TASK: Find each line with the string "GEORGIA" and report it.

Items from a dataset
>>>>>

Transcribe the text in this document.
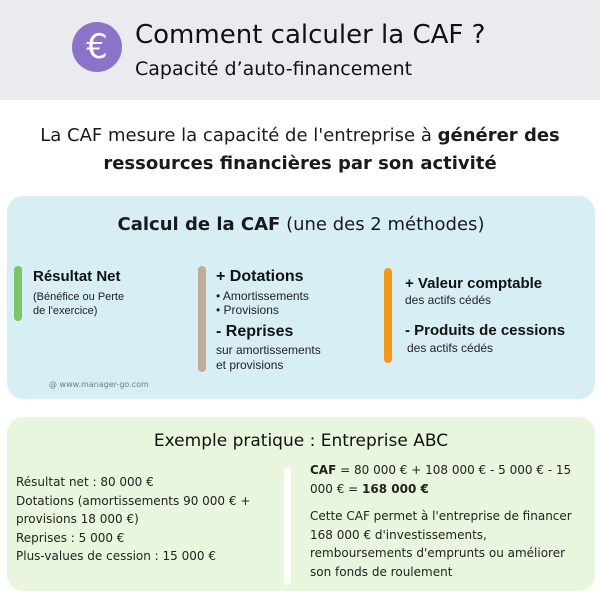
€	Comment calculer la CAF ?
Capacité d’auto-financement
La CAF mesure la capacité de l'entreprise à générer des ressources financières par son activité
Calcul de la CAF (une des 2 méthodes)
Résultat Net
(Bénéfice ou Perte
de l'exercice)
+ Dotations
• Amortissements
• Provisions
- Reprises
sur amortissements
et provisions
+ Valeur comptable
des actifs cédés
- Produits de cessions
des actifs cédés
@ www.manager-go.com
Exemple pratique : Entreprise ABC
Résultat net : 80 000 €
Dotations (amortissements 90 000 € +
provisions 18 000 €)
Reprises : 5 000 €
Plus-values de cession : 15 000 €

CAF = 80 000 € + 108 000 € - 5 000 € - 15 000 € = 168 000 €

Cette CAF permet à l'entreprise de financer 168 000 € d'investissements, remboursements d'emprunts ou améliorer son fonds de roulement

<<<<<
>>>>>

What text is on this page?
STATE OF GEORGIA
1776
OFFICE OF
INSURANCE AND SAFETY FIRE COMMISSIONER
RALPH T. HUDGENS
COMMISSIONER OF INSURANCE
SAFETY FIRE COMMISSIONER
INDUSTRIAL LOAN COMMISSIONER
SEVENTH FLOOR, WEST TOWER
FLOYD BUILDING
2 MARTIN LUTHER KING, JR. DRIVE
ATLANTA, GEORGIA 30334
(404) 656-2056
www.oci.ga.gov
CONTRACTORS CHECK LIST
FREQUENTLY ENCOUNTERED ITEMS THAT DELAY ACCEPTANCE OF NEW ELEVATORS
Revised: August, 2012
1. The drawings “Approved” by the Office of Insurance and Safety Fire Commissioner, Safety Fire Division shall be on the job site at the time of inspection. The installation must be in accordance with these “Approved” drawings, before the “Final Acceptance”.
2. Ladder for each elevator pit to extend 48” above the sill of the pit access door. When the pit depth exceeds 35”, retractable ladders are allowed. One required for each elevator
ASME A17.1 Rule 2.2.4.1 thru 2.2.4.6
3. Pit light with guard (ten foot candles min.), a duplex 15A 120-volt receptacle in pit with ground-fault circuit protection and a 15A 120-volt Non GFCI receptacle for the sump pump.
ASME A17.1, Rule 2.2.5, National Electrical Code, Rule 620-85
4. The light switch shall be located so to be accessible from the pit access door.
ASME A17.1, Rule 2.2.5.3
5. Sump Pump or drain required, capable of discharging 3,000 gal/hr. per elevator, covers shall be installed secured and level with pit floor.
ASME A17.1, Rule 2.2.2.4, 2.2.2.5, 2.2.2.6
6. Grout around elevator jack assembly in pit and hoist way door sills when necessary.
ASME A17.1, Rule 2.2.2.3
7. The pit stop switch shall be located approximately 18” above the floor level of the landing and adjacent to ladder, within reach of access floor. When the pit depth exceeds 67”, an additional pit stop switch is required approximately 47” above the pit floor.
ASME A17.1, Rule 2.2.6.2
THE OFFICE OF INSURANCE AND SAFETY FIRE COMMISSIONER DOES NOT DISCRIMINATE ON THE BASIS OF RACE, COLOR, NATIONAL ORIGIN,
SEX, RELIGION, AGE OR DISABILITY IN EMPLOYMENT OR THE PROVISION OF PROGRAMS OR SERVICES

<<<<<

WRITTEN SOLUTION:
STATE OF GEORGIA
ATLANTA, GEORGIA 30334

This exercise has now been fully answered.